Task to carry out:
Exclude all pictures, then copy each of the records exactly as written.

[Collected data entries]
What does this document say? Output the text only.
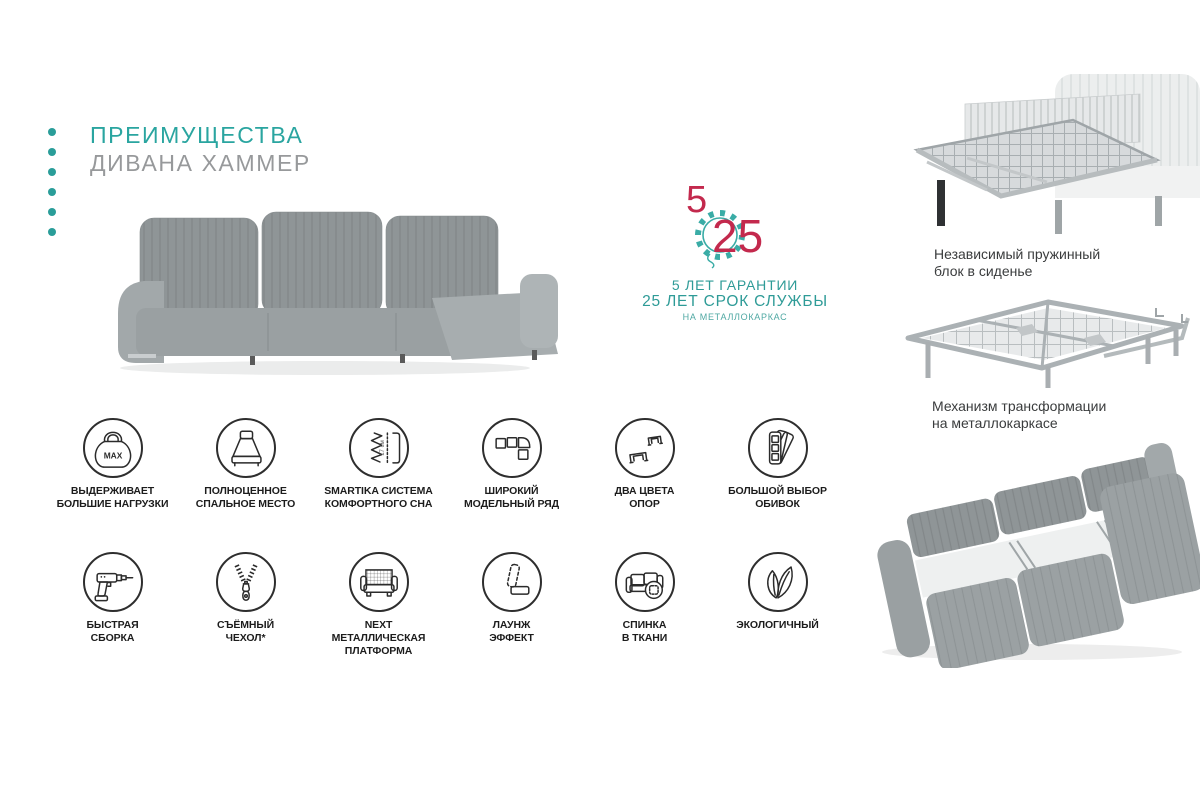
ПРЕИМУЩЕСТВА
ДИВАНА ХАММЕР
5
25
5 ЛЕТ ГАРАНТИИ
25 ЛЕТ СРОК СЛУЖБЫ
НА МЕТАЛЛОКАРКАС
Независимый пружинный
блок в сиденье
Механизм трансформации
на металлокаркасе
MAX
ВЫДЕРЖИВАЕТ
БОЛЬШИЕ НАГРУЗКИ
ПОЛНОЦЕННОЕ
СПАЛЬНОЕ МЕСТО
17 см
SMARTIKA СИСТЕМА
КОМФОРТНОГО СНА
ШИРОКИЙ
МОДЕЛЬНЫЙ РЯД
ДВА ЦВЕТА
ОПОР
БОЛЬШОЙ ВЫБОР
ОБИВОК
БЫСТРАЯ
СБОРКА
СЪЁМНЫЙ
ЧЕХОЛ*
NEXT
МЕТАЛЛИЧЕСКАЯ
ПЛАТФОРМА
ЛАУНЖ
ЭФФЕКТ
СПИНКА
В ТКАНИ
ЭКОЛОГИЧНЫЙ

Response:
What does this document say? Output the text only.
ПРЕИМУЩЕСТВА
ДИВАНА ХАММЕР
5
25
5 ЛЕТ ГАРАНТИИ
25 ЛЕТ СРОК СЛУЖБЫ
НА МЕТАЛЛОКАРКАС
Независимый пружинный
блок в сиденье
Механизм трансформации
на металлокаркасе
MAX
ВЫДЕРЖИВАЕТ
БОЛЬШИЕ НАГРУЗКИ
ПОЛНОЦЕННОЕ
СПАЛЬНОЕ МЕСТО
17 см
SMARTIKA СИСТЕМА
КОМФОРТНОГО СНА
ШИРОКИЙ
МОДЕЛЬНЫЙ РЯД
ДВА ЦВЕТА
ОПОР
БОЛЬШОЙ ВЫБОР
ОБИВОК
БЫСТРАЯ
СБОРКА
СЪЁМНЫЙ
ЧЕХОЛ*
NEXT
МЕТАЛЛИЧЕСКАЯ
ПЛАТФОРМА
ЛАУНЖ
ЭФФЕКТ
СПИНКА
В ТКАНИ
ЭКОЛОГИЧНЫЙ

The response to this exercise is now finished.